Output solely the number of lines containing the string "tính".

- Data listing -
------------------------------------
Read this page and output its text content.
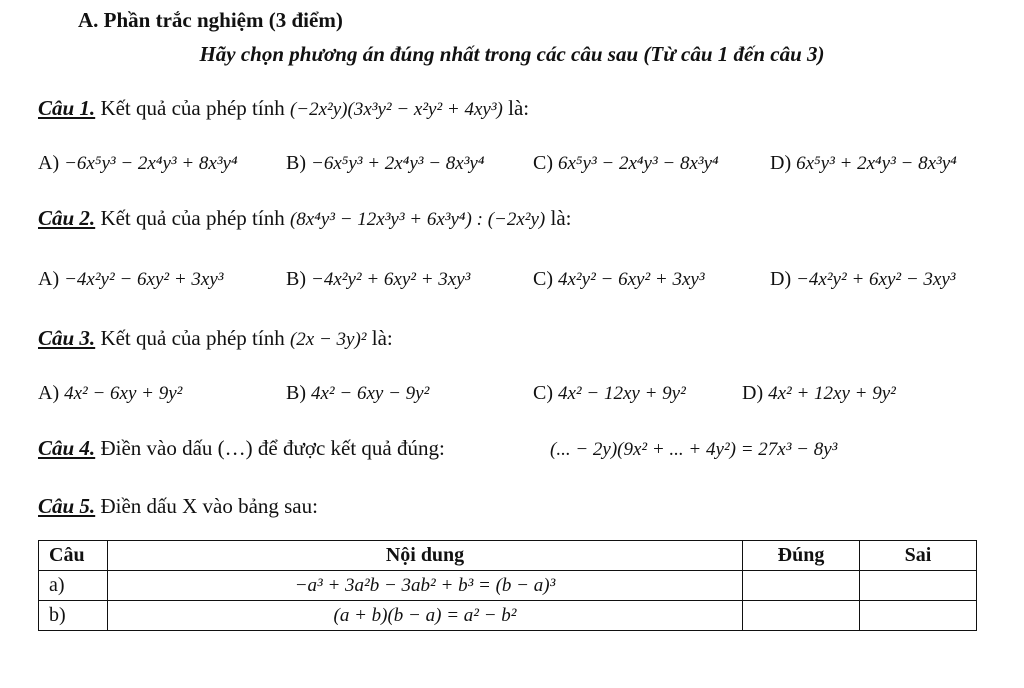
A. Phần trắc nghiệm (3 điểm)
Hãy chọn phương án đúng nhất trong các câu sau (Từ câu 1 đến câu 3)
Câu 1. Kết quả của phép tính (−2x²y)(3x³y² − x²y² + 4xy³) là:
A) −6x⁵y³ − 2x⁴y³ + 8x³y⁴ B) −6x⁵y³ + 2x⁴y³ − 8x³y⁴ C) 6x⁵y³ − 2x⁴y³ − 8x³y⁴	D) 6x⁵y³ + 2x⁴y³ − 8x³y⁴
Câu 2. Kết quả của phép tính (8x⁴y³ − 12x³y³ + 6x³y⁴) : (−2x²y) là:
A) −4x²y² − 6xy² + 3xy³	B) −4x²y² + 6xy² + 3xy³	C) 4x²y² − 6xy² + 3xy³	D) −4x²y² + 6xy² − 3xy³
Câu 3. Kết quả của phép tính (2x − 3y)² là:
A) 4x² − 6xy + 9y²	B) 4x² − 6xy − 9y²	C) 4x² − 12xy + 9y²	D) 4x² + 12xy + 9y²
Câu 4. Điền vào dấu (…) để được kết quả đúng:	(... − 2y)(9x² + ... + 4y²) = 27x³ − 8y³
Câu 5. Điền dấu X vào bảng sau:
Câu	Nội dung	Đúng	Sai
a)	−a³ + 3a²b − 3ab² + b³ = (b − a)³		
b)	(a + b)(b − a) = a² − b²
------------------------------------
- Exercise answer -
3